• [EXERCISE INSTRUCTIONS]: Search the material below for the word "will" and copy every line in which it occurs.

▬▬▬▬▬▬▬▬▬▬

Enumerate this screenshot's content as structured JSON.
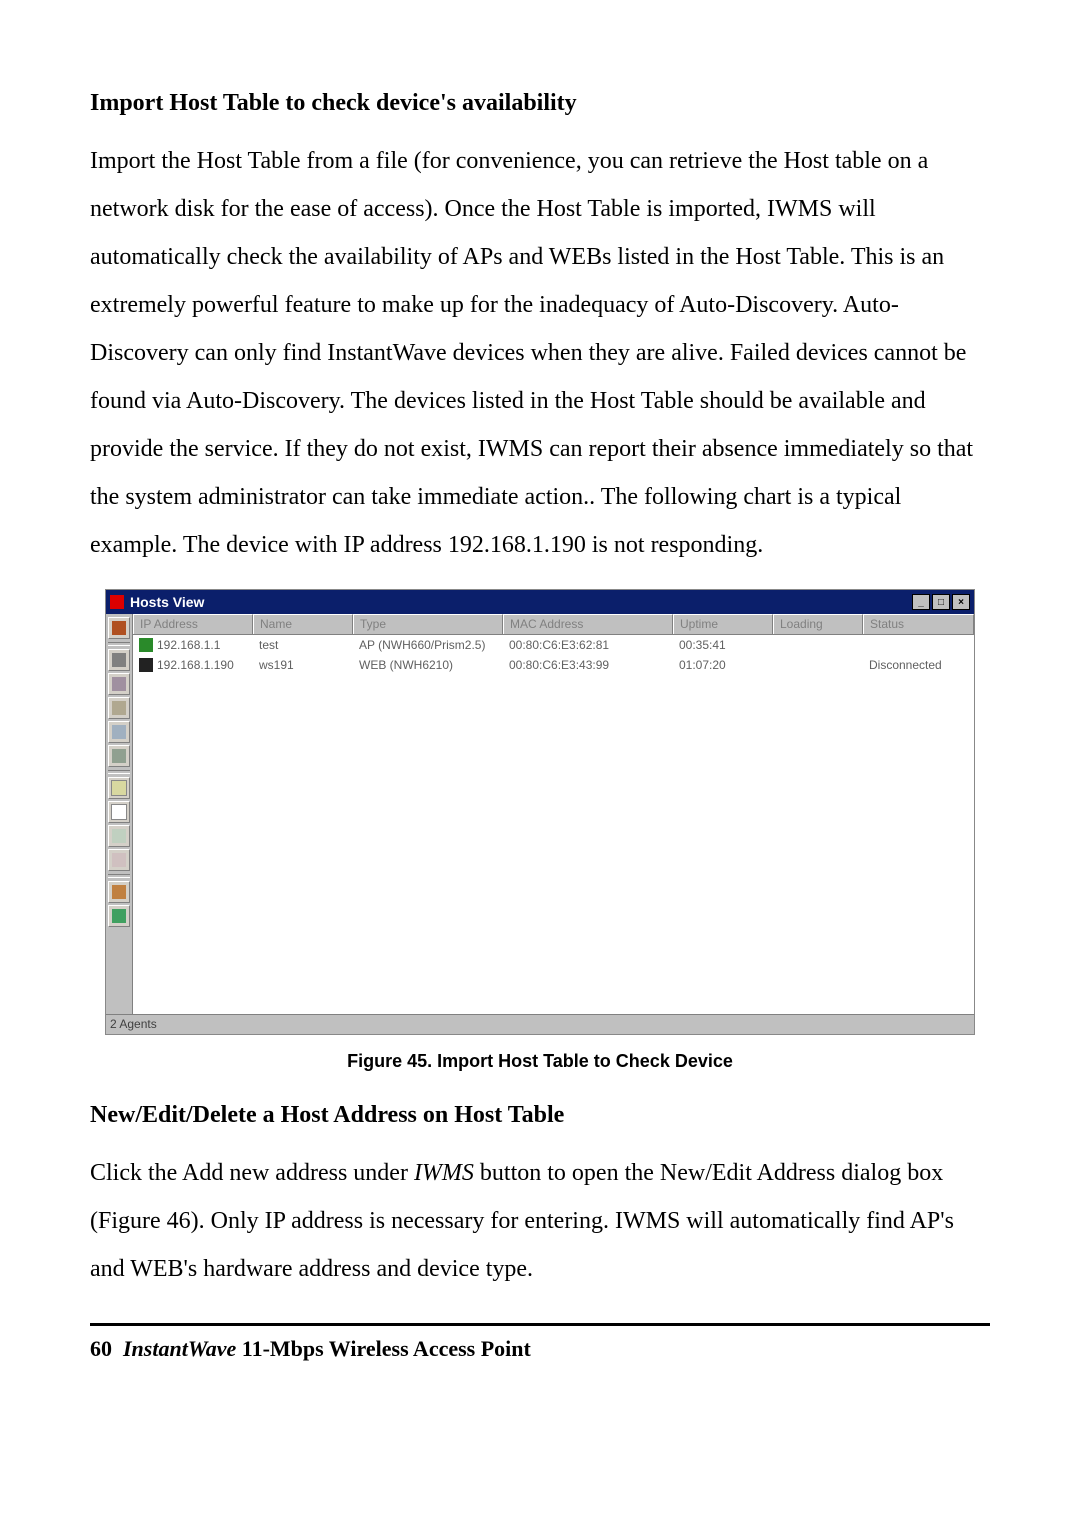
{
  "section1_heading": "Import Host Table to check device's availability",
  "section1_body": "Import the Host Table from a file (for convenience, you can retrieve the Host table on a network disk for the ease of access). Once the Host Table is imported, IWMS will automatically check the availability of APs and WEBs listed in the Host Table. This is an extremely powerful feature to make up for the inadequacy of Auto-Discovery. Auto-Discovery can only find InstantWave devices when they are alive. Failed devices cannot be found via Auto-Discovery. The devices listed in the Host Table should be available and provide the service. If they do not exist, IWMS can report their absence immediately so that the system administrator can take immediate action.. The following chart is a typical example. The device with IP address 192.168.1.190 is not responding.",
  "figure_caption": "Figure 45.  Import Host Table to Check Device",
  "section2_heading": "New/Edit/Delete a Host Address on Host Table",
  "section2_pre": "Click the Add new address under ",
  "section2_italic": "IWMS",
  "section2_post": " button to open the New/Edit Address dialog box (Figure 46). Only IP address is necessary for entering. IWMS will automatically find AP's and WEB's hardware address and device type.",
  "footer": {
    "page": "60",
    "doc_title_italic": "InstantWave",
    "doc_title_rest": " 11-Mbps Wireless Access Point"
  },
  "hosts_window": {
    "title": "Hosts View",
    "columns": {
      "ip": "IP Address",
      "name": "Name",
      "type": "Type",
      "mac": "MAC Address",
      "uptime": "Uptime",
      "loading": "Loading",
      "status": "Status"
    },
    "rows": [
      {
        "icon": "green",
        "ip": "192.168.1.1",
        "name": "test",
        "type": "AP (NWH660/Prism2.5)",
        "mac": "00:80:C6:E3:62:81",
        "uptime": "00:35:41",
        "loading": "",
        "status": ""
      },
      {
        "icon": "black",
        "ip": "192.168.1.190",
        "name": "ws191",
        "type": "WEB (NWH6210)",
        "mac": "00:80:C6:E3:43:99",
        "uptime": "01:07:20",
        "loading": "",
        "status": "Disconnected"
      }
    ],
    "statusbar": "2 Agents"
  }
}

▬▬▬▬▬▬▬▬▬▬

• [WORKED SOLUTION]:
  "section1_body": "Import the Host Table from a file (for convenience, you can retrieve the Host table on a network disk for the ease of access). Once the Host Table is imported, IWMS will automatically check the availability of APs and WEBs listed in the Host Table. This is an extremely powerful feature to make up for the inadequacy of Auto-Discovery. Auto-Discovery can only find InstantWave devices when they are alive. Failed devices cannot be found via Auto-Discovery. The devices listed in the Host Table should be available and provide the service. If they do not exist, IWMS can report their absence immediately so that the system administrator can take immediate action.. The following chart is a typical example. The device with IP address 192.168.1.190 is not responding.",
  "section2_post": " button to open the New/Edit Address dialog box (Figure 46). Only IP address is necessary for entering. IWMS will automatically find AP's and WEB's hardware address and device type.",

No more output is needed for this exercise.